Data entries
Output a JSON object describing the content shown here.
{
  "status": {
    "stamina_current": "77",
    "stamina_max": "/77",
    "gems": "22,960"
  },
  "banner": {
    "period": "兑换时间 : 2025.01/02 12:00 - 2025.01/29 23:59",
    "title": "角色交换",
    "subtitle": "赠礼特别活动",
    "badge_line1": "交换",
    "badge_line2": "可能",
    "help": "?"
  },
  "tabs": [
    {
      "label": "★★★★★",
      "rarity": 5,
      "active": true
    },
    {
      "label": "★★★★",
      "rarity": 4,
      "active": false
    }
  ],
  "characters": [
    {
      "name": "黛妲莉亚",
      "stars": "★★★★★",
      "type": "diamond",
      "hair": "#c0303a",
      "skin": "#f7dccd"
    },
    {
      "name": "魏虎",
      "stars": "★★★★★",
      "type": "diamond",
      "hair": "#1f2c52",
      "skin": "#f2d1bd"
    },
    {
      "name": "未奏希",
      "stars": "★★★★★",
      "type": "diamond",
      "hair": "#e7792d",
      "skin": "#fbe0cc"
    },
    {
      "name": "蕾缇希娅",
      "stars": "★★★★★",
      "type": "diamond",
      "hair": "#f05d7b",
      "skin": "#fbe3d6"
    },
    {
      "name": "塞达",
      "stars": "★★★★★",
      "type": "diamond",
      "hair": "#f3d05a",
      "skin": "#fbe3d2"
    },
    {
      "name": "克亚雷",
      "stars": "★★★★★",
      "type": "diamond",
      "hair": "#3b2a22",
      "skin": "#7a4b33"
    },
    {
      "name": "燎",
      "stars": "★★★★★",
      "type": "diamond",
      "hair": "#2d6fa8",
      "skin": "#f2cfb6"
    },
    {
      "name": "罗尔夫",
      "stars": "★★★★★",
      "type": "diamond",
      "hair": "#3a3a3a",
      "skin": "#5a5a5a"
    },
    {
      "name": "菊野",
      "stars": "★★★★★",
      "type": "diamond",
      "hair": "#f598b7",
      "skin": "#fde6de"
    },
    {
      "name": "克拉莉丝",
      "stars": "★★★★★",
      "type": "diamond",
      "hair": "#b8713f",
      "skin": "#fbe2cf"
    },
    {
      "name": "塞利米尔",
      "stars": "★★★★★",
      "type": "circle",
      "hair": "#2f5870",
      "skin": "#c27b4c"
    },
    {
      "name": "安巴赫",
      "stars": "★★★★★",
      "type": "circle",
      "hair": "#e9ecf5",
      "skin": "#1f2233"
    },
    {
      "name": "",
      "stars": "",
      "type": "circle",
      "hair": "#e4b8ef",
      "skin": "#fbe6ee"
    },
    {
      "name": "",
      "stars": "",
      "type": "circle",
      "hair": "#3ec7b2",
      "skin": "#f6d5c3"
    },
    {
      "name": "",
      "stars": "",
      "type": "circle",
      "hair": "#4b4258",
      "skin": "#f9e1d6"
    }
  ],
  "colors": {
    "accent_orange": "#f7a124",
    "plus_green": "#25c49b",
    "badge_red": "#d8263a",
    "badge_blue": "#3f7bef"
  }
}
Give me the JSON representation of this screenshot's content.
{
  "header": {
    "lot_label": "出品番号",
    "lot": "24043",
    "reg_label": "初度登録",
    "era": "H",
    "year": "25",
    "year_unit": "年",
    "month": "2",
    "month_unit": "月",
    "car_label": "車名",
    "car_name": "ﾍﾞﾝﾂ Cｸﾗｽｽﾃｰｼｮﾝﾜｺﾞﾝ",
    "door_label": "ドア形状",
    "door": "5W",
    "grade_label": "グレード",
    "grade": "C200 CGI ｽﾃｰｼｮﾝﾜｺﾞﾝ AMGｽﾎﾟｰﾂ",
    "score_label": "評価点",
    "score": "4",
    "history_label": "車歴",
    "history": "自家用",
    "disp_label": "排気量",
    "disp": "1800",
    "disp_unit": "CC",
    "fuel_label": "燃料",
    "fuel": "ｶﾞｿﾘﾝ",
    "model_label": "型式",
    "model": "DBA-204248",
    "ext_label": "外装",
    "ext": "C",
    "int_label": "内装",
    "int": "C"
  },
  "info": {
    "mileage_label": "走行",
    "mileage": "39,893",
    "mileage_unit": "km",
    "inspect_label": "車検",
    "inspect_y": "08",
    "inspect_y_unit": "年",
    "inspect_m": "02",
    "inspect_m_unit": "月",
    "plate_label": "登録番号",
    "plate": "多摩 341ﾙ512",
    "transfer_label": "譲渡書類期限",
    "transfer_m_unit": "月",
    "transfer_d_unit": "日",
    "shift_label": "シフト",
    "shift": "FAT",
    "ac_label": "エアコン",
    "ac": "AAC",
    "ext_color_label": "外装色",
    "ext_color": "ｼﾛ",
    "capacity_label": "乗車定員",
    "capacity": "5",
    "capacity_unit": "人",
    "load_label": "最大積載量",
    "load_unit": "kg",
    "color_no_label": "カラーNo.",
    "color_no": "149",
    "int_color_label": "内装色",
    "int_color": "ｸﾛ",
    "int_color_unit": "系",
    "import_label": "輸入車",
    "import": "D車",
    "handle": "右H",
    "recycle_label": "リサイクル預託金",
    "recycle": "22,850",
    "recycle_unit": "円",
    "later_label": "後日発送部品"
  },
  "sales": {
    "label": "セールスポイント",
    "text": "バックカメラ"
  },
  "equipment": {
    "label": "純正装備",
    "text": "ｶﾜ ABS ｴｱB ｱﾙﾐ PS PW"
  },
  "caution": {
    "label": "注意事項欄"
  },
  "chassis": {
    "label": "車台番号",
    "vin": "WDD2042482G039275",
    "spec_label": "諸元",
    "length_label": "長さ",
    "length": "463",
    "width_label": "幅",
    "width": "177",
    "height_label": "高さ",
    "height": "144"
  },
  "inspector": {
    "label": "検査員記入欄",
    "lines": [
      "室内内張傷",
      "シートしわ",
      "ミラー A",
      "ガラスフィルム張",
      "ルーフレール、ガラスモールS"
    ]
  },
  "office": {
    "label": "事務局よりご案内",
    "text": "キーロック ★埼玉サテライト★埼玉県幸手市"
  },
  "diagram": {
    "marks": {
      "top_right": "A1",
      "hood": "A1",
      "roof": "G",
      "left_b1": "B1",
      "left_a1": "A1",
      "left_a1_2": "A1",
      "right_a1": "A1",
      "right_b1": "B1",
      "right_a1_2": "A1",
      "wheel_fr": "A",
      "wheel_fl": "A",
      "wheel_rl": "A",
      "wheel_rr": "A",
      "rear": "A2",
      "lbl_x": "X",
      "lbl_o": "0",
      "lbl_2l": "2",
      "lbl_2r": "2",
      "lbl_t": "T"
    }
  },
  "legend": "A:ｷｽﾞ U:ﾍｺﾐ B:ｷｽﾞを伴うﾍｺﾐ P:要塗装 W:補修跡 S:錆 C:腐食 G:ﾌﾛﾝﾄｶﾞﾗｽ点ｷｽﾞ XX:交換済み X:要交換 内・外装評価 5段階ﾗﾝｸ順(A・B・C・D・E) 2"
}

**Task to complete**
Retype the material in full. Each word must match.

**Expected answer**
Output a JSON object describing the content shown here.
{
  "status": {
    "stamina_current": "77",
    "stamina_max": "/77",
    "gems": "22,960"
  },
  "banner": {
    "period": "兑换时间 : 2025.01/02 12:00 - 2025.01/29 23:59",
    "title": "角色交换",
    "subtitle": "赠礼特别活动",
    "badge_line1": "交换",
    "badge_line2": "可能",
    "help": "?"
  },
  "tabs": [
    {
      "label": "★★★★★",
      "rarity": 5,
      "active": true
    },
    {
      "label": "★★★★",
      "rarity": 4,
      "active": false
    }
  ],
  "characters": [
    {
      "name": "黛妲莉亚",
      "stars": "★★★★★",
      "type": "diamond",
      "hair": "#c0303a",
      "skin": "#f7dccd"
    },
    {
      "name": "魏虎",
      "stars": "★★★★★",
      "type": "diamond",
      "hair": "#1f2c52",
      "skin": "#f2d1bd"
    },
    {
      "name": "未奏希",
      "stars": "★★★★★",
      "type": "diamond",
      "hair": "#e7792d",
      "skin": "#fbe0cc"
    },
    {
      "name": "蕾缇希娅",
      "stars": "★★★★★",
      "type": "diamond",
      "hair": "#f05d7b",
      "skin": "#fbe3d6"
    },
    {
      "name": "塞达",
      "stars": "★★★★★",
      "type": "diamond",
      "hair": "#f3d05a",
      "skin": "#fbe3d2"
    },
    {
      "name": "克亚雷",
      "stars": "★★★★★",
      "type": "diamond",
      "hair": "#3b2a22",
      "skin": "#7a4b33"
    },
    {
      "name": "燎",
      "stars": "★★★★★",
      "type": "diamond",
      "hair": "#2d6fa8",
      "skin": "#f2cfb6"
    },
    {
      "name": "罗尔夫",
      "stars": "★★★★★",
      "type": "diamond",
      "hair": "#3a3a3a",
      "skin": "#5a5a5a"
    },
    {
      "name": "菊野",
      "stars": "★★★★★",
      "type": "diamond",
      "hair": "#f598b7",
      "skin": "#fde6de"
    },
    {
      "name": "克拉莉丝",
      "stars": "★★★★★",
      "type": "diamond",
      "hair": "#b8713f",
      "skin": "#fbe2cf"
    },
    {
      "name": "塞利米尔",
      "stars": "★★★★★",
      "type": "circle",
      "hair": "#2f5870",
      "skin": "#c27b4c"
    },
    {
      "name": "安巴赫",
      "stars": "★★★★★",
      "type": "circle",
      "hair": "#e9ecf5",
      "skin": "#1f2233"
    },
    {
      "name": "",
      "stars": "",
      "type": "circle",
      "hair": "#e4b8ef",
      "skin": "#fbe6ee"
    },
    {
      "name": "",
      "stars": "",
      "type": "circle",
      "hair": "#3ec7b2",
      "skin": "#f6d5c3"
    },
    {
      "name": "",
      "stars": "",
      "type": "circle",
      "hair": "#4b4258",
      "skin": "#f9e1d6"
    }
  ],
  "colors": {
    "accent_orange": "#f7a124",
    "plus_green": "#25c49b",
    "badge_red": "#d8263a",
    "badge_blue": "#3f7bef"
  }
}
Give me the JSON representation of this screenshot's content.
{
  "header": {
    "lot_label": "出品番号",
    "lot": "24043",
    "reg_label": "初度登録",
    "era": "H",
    "year": "25",
    "year_unit": "年",
    "month": "2",
    "month_unit": "月",
    "car_label": "車名",
    "car_name": "ﾍﾞﾝﾂ Cｸﾗｽｽﾃｰｼｮﾝﾜｺﾞﾝ",
    "door_label": "ドア形状",
    "door": "5W",
    "grade_label": "グレード",
    "grade": "C200 CGI ｽﾃｰｼｮﾝﾜｺﾞﾝ AMGｽﾎﾟｰﾂ",
    "score_label": "評価点",
    "score": "4",
    "history_label": "車歴",
    "history": "自家用",
    "disp_label": "排気量",
    "disp": "1800",
    "disp_unit": "CC",
    "fuel_label": "燃料",
    "fuel": "ｶﾞｿﾘﾝ",
    "model_label": "型式",
    "model": "DBA-204248",
    "ext_label": "外装",
    "ext": "C",
    "int_label": "内装",
    "int": "C"
  },
  "info": {
    "mileage_label": "走行",
    "mileage": "39,893",
    "mileage_unit": "km",
    "inspect_label": "車検",
    "inspect_y": "08",
    "inspect_y_unit": "年",
    "inspect_m": "02",
    "inspect_m_unit": "月",
    "plate_label": "登録番号",
    "plate": "多摩 341ﾙ512",
    "transfer_label": "譲渡書類期限",
    "transfer_m_unit": "月",
    "transfer_d_unit": "日",
    "shift_label": "シフト",
    "shift": "FAT",
    "ac_label": "エアコン",
    "ac": "AAC",
    "ext_color_label": "外装色",
    "ext_color": "ｼﾛ",
    "capacity_label": "乗車定員",
    "capacity": "5",
    "capacity_unit": "人",
    "load_label": "最大積載量",
    "load_unit": "kg",
    "color_no_label": "カラーNo.",
    "color_no": "149",
    "int_color_label": "内装色",
    "int_color": "ｸﾛ",
    "int_color_unit": "系",
    "import_label": "輸入車",
    "import": "D車",
    "handle": "右H",
    "recycle_label": "リサイクル預託金",
    "recycle": "22,850",
    "recycle_unit": "円",
    "later_label": "後日発送部品"
  },
  "sales": {
    "label": "セールスポイント",
    "text": "バックカメラ"
  },
  "equipment": {
    "label": "純正装備",
    "text": "ｶﾜ ABS ｴｱB ｱﾙﾐ PS PW"
  },
  "caution": {
    "label": "注意事項欄"
  },
  "chassis": {
    "label": "車台番号",
    "vin": "WDD2042482G039275",
    "spec_label": "諸元",
    "length_label": "長さ",
    "length": "463",
    "width_label": "幅",
    "width": "177",
    "height_label": "高さ",
    "height": "144"
  },
  "inspector": {
    "label": "検査員記入欄",
    "lines": [
      "室内内張傷",
      "シートしわ",
      "ミラー A",
      "ガラスフィルム張",
      "ルーフレール、ガラスモールS"
    ]
  },
  "office": {
    "label": "事務局よりご案内",
    "text": "キーロック ★埼玉サテライト★埼玉県幸手市"
  },
  "diagram": {
    "marks": {
      "top_right": "A1",
      "hood": "A1",
      "roof": "G",
      "left_b1": "B1",
      "left_a1": "A1",
      "left_a1_2": "A1",
      "right_a1": "A1",
      "right_b1": "B1",
      "right_a1_2": "A1",
      "wheel_fr": "A",
      "wheel_fl": "A",
      "wheel_rl": "A",
      "wheel_rr": "A",
      "rear": "A2",
      "lbl_x": "X",
      "lbl_o": "0",
      "lbl_2l": "2",
      "lbl_2r": "2",
      "lbl_t": "T"
    }
  },
  "legend": "A:ｷｽﾞ U:ﾍｺﾐ B:ｷｽﾞを伴うﾍｺﾐ P:要塗装 W:補修跡 S:錆 C:腐食 G:ﾌﾛﾝﾄｶﾞﾗｽ点ｷｽﾞ XX:交換済み X:要交換 内・外装評価 5段階ﾗﾝｸ順(A・B・C・D・E) 2"
}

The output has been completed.